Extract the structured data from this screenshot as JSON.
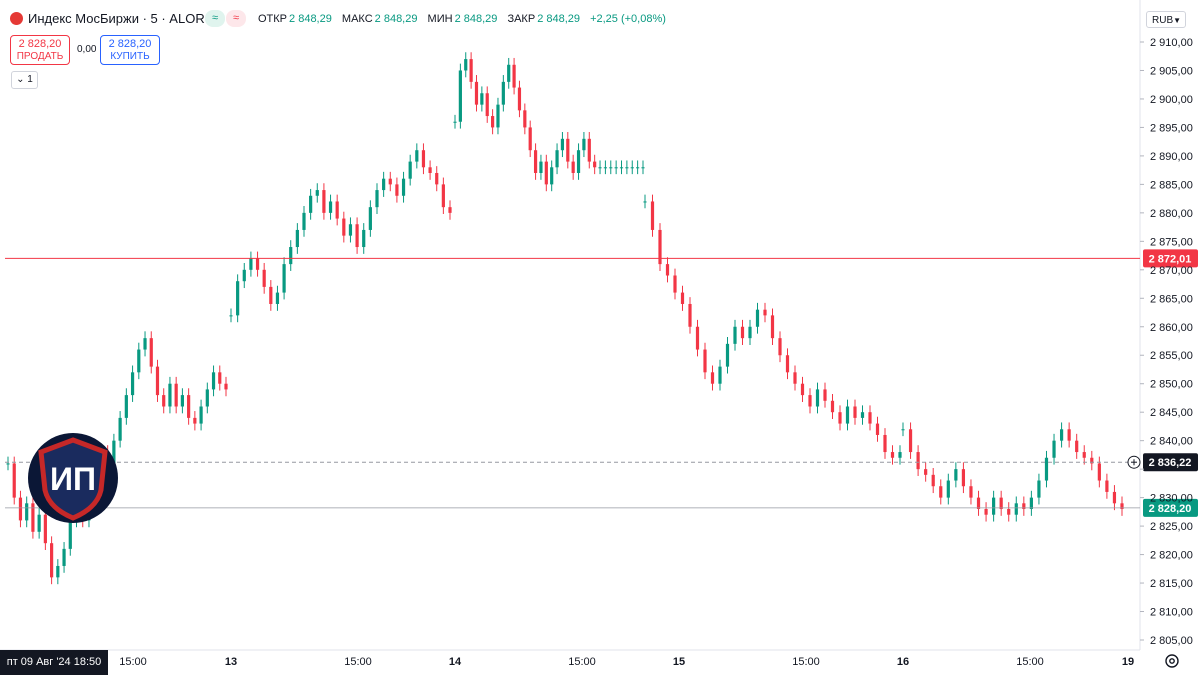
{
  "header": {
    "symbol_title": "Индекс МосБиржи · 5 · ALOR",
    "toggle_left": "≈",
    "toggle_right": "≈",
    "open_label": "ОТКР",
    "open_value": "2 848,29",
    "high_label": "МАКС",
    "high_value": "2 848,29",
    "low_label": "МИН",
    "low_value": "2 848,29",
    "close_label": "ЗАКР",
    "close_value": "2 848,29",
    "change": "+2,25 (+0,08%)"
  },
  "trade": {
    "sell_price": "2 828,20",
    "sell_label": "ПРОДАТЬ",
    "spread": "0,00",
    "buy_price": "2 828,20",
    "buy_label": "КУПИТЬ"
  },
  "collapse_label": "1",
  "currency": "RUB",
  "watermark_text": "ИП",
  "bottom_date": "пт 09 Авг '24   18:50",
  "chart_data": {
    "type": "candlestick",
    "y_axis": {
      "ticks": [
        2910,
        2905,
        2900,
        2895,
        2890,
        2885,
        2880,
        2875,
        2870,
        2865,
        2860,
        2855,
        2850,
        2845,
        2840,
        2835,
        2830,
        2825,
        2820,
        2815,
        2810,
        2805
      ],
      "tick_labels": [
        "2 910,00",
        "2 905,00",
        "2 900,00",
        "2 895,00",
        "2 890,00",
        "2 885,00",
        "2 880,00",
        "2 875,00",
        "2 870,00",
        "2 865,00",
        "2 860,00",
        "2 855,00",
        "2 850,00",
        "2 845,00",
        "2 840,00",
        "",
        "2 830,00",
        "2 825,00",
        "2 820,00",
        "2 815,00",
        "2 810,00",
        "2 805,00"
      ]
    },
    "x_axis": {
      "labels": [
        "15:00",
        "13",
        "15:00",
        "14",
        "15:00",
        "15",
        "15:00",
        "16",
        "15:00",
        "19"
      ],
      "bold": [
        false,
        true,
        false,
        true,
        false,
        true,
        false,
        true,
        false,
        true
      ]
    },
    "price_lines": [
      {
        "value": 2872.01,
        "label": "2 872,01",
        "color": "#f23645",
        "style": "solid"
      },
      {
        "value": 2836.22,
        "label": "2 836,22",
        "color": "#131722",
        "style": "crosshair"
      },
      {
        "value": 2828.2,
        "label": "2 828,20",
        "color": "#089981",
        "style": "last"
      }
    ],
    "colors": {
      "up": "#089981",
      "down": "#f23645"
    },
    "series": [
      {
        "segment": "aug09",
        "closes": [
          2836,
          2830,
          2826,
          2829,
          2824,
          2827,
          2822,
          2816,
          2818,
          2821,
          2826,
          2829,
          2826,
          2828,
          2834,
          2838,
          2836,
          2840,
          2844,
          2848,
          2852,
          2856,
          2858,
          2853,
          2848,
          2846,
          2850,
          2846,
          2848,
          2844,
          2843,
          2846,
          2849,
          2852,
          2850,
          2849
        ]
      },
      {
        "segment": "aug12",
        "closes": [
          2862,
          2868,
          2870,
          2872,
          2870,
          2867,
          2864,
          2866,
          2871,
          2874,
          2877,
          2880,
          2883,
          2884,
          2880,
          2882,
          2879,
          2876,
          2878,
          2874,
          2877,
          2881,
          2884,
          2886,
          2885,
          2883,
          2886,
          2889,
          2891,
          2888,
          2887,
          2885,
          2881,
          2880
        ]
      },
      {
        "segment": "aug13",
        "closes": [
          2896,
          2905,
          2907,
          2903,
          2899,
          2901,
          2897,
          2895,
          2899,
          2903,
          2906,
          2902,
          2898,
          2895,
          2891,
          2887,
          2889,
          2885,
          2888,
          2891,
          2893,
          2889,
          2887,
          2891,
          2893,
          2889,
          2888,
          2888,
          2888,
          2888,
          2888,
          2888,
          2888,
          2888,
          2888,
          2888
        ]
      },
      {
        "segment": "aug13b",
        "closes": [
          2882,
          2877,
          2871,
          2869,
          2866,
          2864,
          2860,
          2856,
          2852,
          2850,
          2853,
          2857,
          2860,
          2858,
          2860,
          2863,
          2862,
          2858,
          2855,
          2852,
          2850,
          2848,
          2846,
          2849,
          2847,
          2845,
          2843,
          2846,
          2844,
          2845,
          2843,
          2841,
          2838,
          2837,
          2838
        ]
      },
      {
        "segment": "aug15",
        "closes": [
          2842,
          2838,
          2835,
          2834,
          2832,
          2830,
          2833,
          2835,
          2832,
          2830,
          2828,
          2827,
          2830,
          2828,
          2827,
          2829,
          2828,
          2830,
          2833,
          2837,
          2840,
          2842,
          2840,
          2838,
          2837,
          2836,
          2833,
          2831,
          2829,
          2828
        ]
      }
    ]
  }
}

══════

• _Requirement_: Except for the pictures, copy every line of the records above exactly.

• _Answer in full_:
Extract the structured data from this screenshot as JSON.
{
  "header": {
    "symbol_title": "Индекс МосБиржи · 5 · ALOR",
    "toggle_left": "≈",
    "toggle_right": "≈",
    "open_label": "ОТКР",
    "open_value": "2 848,29",
    "high_label": "МАКС",
    "high_value": "2 848,29",
    "low_label": "МИН",
    "low_value": "2 848,29",
    "close_label": "ЗАКР",
    "close_value": "2 848,29",
    "change": "+2,25 (+0,08%)"
  },
  "trade": {
    "sell_price": "2 828,20",
    "sell_label": "ПРОДАТЬ",
    "spread": "0,00",
    "buy_price": "2 828,20",
    "buy_label": "КУПИТЬ"
  },
  "collapse_label": "1",
  "currency": "RUB",
  "watermark_text": "ИП",
  "bottom_date": "пт 09 Авг '24   18:50",
  "chart_data": {
    "type": "candlestick",
    "y_axis": {
      "ticks": [
        2910,
        2905,
        2900,
        2895,
        2890,
        2885,
        2880,
        2875,
        2870,
        2865,
        2860,
        2855,
        2850,
        2845,
        2840,
        2835,
        2830,
        2825,
        2820,
        2815,
        2810,
        2805
      ],
      "tick_labels": [
        "2 910,00",
        "2 905,00",
        "2 900,00",
        "2 895,00",
        "2 890,00",
        "2 885,00",
        "2 880,00",
        "2 875,00",
        "2 870,00",
        "2 865,00",
        "2 860,00",
        "2 855,00",
        "2 850,00",
        "2 845,00",
        "2 840,00",
        "",
        "2 830,00",
        "2 825,00",
        "2 820,00",
        "2 815,00",
        "2 810,00",
        "2 805,00"
      ]
    },
    "x_axis": {
      "labels": [
        "15:00",
        "13",
        "15:00",
        "14",
        "15:00",
        "15",
        "15:00",
        "16",
        "15:00",
        "19"
      ],
      "bold": [
        false,
        true,
        false,
        true,
        false,
        true,
        false,
        true,
        false,
        true
      ]
    },
    "price_lines": [
      {
        "value": 2872.01,
        "label": "2 872,01",
        "color": "#f23645",
        "style": "solid"
      },
      {
        "value": 2836.22,
        "label": "2 836,22",
        "color": "#131722",
        "style": "crosshair"
      },
      {
        "value": 2828.2,
        "label": "2 828,20",
        "color": "#089981",
        "style": "last"
      }
    ],
    "colors": {
      "up": "#089981",
      "down": "#f23645"
    },
    "series": [
      {
        "segment": "aug09",
        "closes": [
          2836,
          2830,
          2826,
          2829,
          2824,
          2827,
          2822,
          2816,
          2818,
          2821,
          2826,
          2829,
          2826,
          2828,
          2834,
          2838,
          2836,
          2840,
          2844,
          2848,
          2852,
          2856,
          2858,
          2853,
          2848,
          2846,
          2850,
          2846,
          2848,
          2844,
          2843,
          2846,
          2849,
          2852,
          2850,
          2849
        ]
      },
      {
        "segment": "aug12",
        "closes": [
          2862,
          2868,
          2870,
          2872,
          2870,
          2867,
          2864,
          2866,
          2871,
          2874,
          2877,
          2880,
          2883,
          2884,
          2880,
          2882,
          2879,
          2876,
          2878,
          2874,
          2877,
          2881,
          2884,
          2886,
          2885,
          2883,
          2886,
          2889,
          2891,
          2888,
          2887,
          2885,
          2881,
          2880
        ]
      },
      {
        "segment": "aug13",
        "closes": [
          2896,
          2905,
          2907,
          2903,
          2899,
          2901,
          2897,
          2895,
          2899,
          2903,
          2906,
          2902,
          2898,
          2895,
          2891,
          2887,
          2889,
          2885,
          2888,
          2891,
          2893,
          2889,
          2887,
          2891,
          2893,
          2889,
          2888,
          2888,
          2888,
          2888,
          2888,
          2888,
          2888,
          2888,
          2888,
          2888
        ]
      },
      {
        "segment": "aug13b",
        "closes": [
          2882,
          2877,
          2871,
          2869,
          2866,
          2864,
          2860,
          2856,
          2852,
          2850,
          2853,
          2857,
          2860,
          2858,
          2860,
          2863,
          2862,
          2858,
          2855,
          2852,
          2850,
          2848,
          2846,
          2849,
          2847,
          2845,
          2843,
          2846,
          2844,
          2845,
          2843,
          2841,
          2838,
          2837,
          2838
        ]
      },
      {
        "segment": "aug15",
        "closes": [
          2842,
          2838,
          2835,
          2834,
          2832,
          2830,
          2833,
          2835,
          2832,
          2830,
          2828,
          2827,
          2830,
          2828,
          2827,
          2829,
          2828,
          2830,
          2833,
          2837,
          2840,
          2842,
          2840,
          2838,
          2837,
          2836,
          2833,
          2831,
          2829,
          2828
        ]
      }
    ]
  }
}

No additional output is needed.